### Task requirements
Below is a listing to write out in full, exactly as given, without its pictures.

====================

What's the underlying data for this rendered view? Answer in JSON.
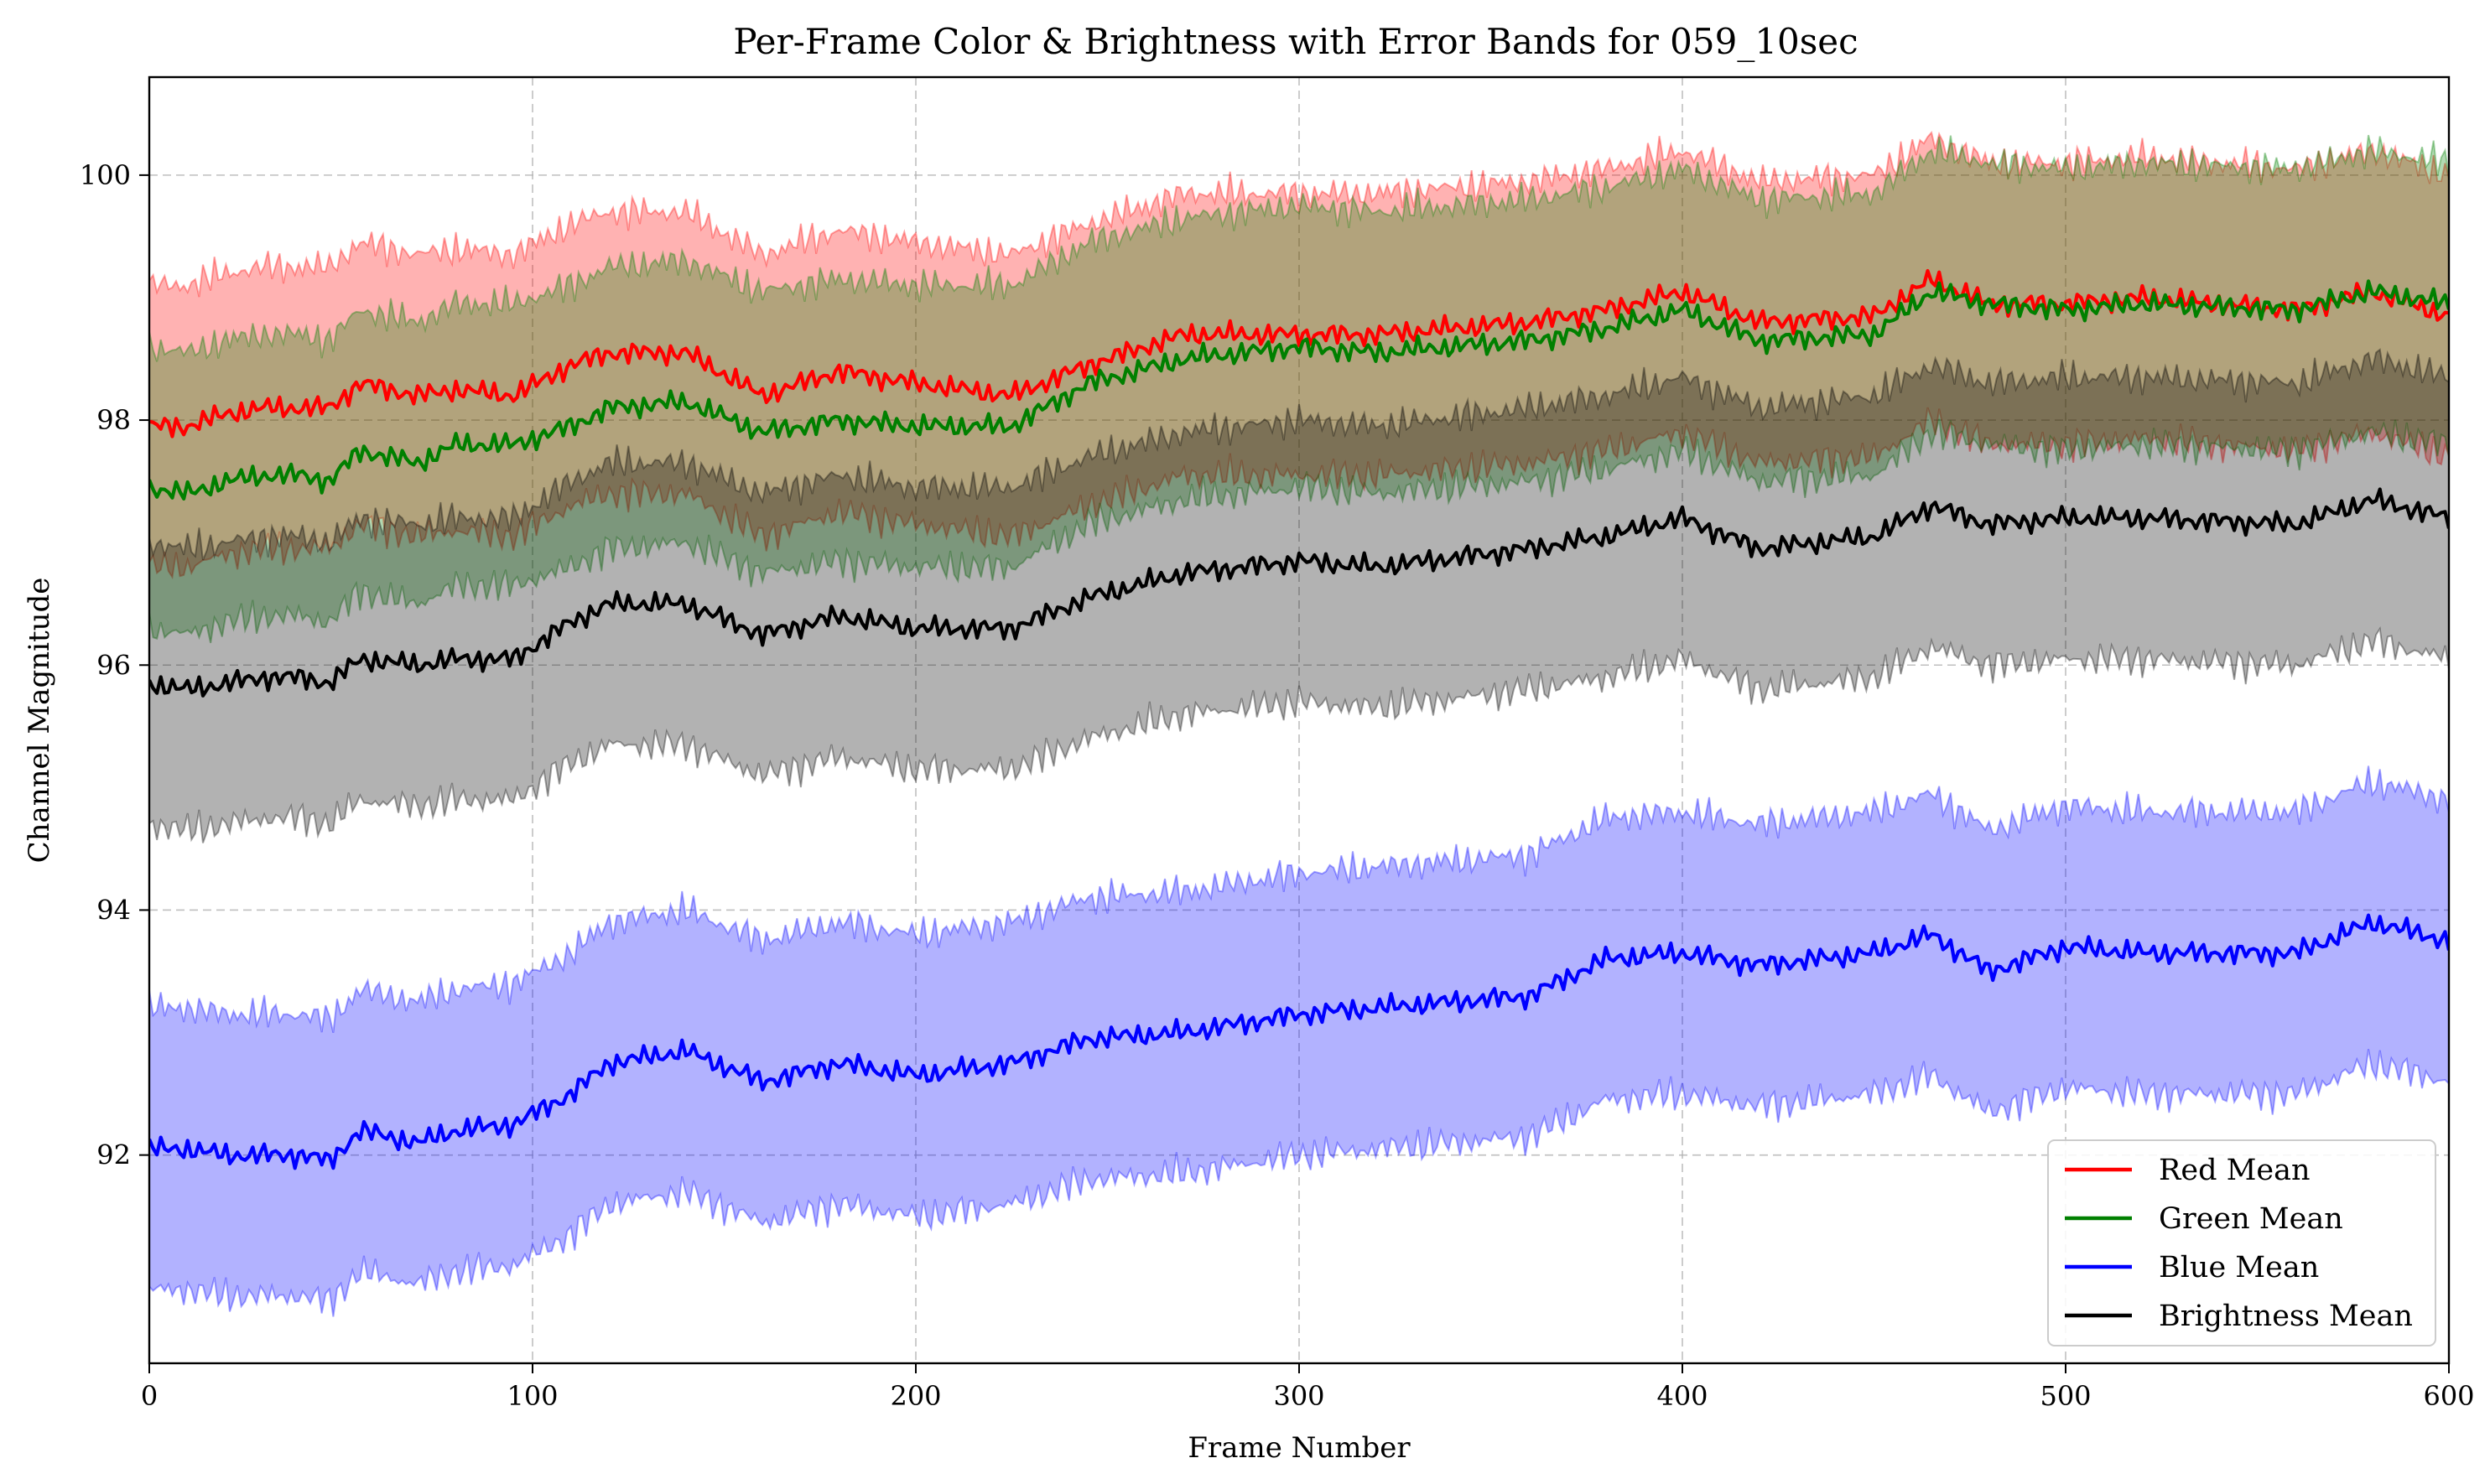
{
  "chart_data": {
    "type": "line",
    "title": "Per-Frame Color & Brightness with Error Bands for 059_10sec",
    "xlabel": "Frame Number",
    "ylabel": "Channel Magnitude",
    "xlim": [
      0,
      600
    ],
    "ylim": [
      90.3,
      100.8
    ],
    "xticks": [
      0,
      100,
      200,
      300,
      400,
      500,
      600
    ],
    "yticks": [
      92,
      94,
      96,
      98,
      100
    ],
    "grid": true,
    "legend_position": "lower-right",
    "x_keypoints": [
      0,
      10,
      20,
      30,
      40,
      47,
      55,
      70,
      80,
      95,
      110,
      120,
      140,
      160,
      180,
      200,
      225,
      245,
      270,
      300,
      320,
      360,
      380,
      400,
      420,
      450,
      465,
      480,
      500,
      520,
      560,
      580,
      600
    ],
    "band_halfwidth": 1.15,
    "series": [
      {
        "name": "Red Mean",
        "color": "#ff0000",
        "fill": "#ff0000",
        "fill_opacity": 0.3,
        "values": [
          97.95,
          97.95,
          98.05,
          98.1,
          98.1,
          98.1,
          98.3,
          98.2,
          98.25,
          98.2,
          98.45,
          98.55,
          98.55,
          98.2,
          98.4,
          98.3,
          98.2,
          98.45,
          98.7,
          98.7,
          98.7,
          98.8,
          98.9,
          99.05,
          98.8,
          98.85,
          99.15,
          98.95,
          98.95,
          99.0,
          98.9,
          99.05,
          98.85
        ]
      },
      {
        "name": "Green Mean",
        "color": "#008000",
        "fill": "#008000",
        "fill_opacity": 0.3,
        "values": [
          97.45,
          97.4,
          97.5,
          97.55,
          97.55,
          97.5,
          97.75,
          97.65,
          97.8,
          97.8,
          97.95,
          98.1,
          98.15,
          97.9,
          98.0,
          97.95,
          97.95,
          98.3,
          98.5,
          98.6,
          98.55,
          98.65,
          98.75,
          98.9,
          98.65,
          98.7,
          99.05,
          98.95,
          98.9,
          98.95,
          98.9,
          99.05,
          98.95
        ]
      },
      {
        "name": "Blue Mean",
        "color": "#0000ff",
        "fill": "#0000ff",
        "fill_opacity": 0.3,
        "values": [
          92.05,
          92.05,
          92.0,
          92.0,
          92.0,
          91.95,
          92.2,
          92.1,
          92.2,
          92.25,
          92.5,
          92.75,
          92.85,
          92.6,
          92.75,
          92.65,
          92.75,
          92.95,
          93.0,
          93.15,
          93.2,
          93.3,
          93.6,
          93.65,
          93.55,
          93.65,
          93.8,
          93.5,
          93.7,
          93.65,
          93.65,
          93.9,
          93.75
        ]
      },
      {
        "name": "Brightness Mean",
        "color": "#000000",
        "fill": "#000000",
        "fill_opacity": 0.3,
        "values": [
          95.85,
          95.8,
          95.85,
          95.9,
          95.9,
          95.85,
          96.05,
          96.0,
          96.05,
          96.05,
          96.35,
          96.5,
          96.5,
          96.25,
          96.4,
          96.3,
          96.3,
          96.55,
          96.75,
          96.85,
          96.8,
          96.95,
          97.05,
          97.2,
          96.95,
          97.05,
          97.3,
          97.15,
          97.2,
          97.2,
          97.15,
          97.35,
          97.2
        ]
      }
    ]
  }
}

====================

### Exercise solution
What's the underlying data for this rendered view? Answer in JSON.
{
  "chart_data": {
    "type": "line",
    "title": "Per-Frame Color & Brightness with Error Bands for 059_10sec",
    "xlabel": "Frame Number",
    "ylabel": "Channel Magnitude",
    "xlim": [
      0,
      600
    ],
    "ylim": [
      90.3,
      100.8
    ],
    "xticks": [
      0,
      100,
      200,
      300,
      400,
      500,
      600
    ],
    "yticks": [
      92,
      94,
      96,
      98,
      100
    ],
    "grid": true,
    "legend_position": "lower-right",
    "x_keypoints": [
      0,
      10,
      20,
      30,
      40,
      47,
      55,
      70,
      80,
      95,
      110,
      120,
      140,
      160,
      180,
      200,
      225,
      245,
      270,
      300,
      320,
      360,
      380,
      400,
      420,
      450,
      465,
      480,
      500,
      520,
      560,
      580,
      600
    ],
    "band_halfwidth": 1.15,
    "series": [
      {
        "name": "Red Mean",
        "color": "#ff0000",
        "fill": "#ff0000",
        "fill_opacity": 0.3,
        "values": [
          97.95,
          97.95,
          98.05,
          98.1,
          98.1,
          98.1,
          98.3,
          98.2,
          98.25,
          98.2,
          98.45,
          98.55,
          98.55,
          98.2,
          98.4,
          98.3,
          98.2,
          98.45,
          98.7,
          98.7,
          98.7,
          98.8,
          98.9,
          99.05,
          98.8,
          98.85,
          99.15,
          98.95,
          98.95,
          99.0,
          98.9,
          99.05,
          98.85
        ]
      },
      {
        "name": "Green Mean",
        "color": "#008000",
        "fill": "#008000",
        "fill_opacity": 0.3,
        "values": [
          97.45,
          97.4,
          97.5,
          97.55,
          97.55,
          97.5,
          97.75,
          97.65,
          97.8,
          97.8,
          97.95,
          98.1,
          98.15,
          97.9,
          98.0,
          97.95,
          97.95,
          98.3,
          98.5,
          98.6,
          98.55,
          98.65,
          98.75,
          98.9,
          98.65,
          98.7,
          99.05,
          98.95,
          98.9,
          98.95,
          98.9,
          99.05,
          98.95
        ]
      },
      {
        "name": "Blue Mean",
        "color": "#0000ff",
        "fill": "#0000ff",
        "fill_opacity": 0.3,
        "values": [
          92.05,
          92.05,
          92.0,
          92.0,
          92.0,
          91.95,
          92.2,
          92.1,
          92.2,
          92.25,
          92.5,
          92.75,
          92.85,
          92.6,
          92.75,
          92.65,
          92.75,
          92.95,
          93.0,
          93.15,
          93.2,
          93.3,
          93.6,
          93.65,
          93.55,
          93.65,
          93.8,
          93.5,
          93.7,
          93.65,
          93.65,
          93.9,
          93.75
        ]
      },
      {
        "name": "Brightness Mean",
        "color": "#000000",
        "fill": "#000000",
        "fill_opacity": 0.3,
        "values": [
          95.85,
          95.8,
          95.85,
          95.9,
          95.9,
          95.85,
          96.05,
          96.0,
          96.05,
          96.05,
          96.35,
          96.5,
          96.5,
          96.25,
          96.4,
          96.3,
          96.3,
          96.55,
          96.75,
          96.85,
          96.8,
          96.95,
          97.05,
          97.2,
          96.95,
          97.05,
          97.3,
          97.15,
          97.2,
          97.2,
          97.15,
          97.35,
          97.2
        ]
      }
    ]
  }
}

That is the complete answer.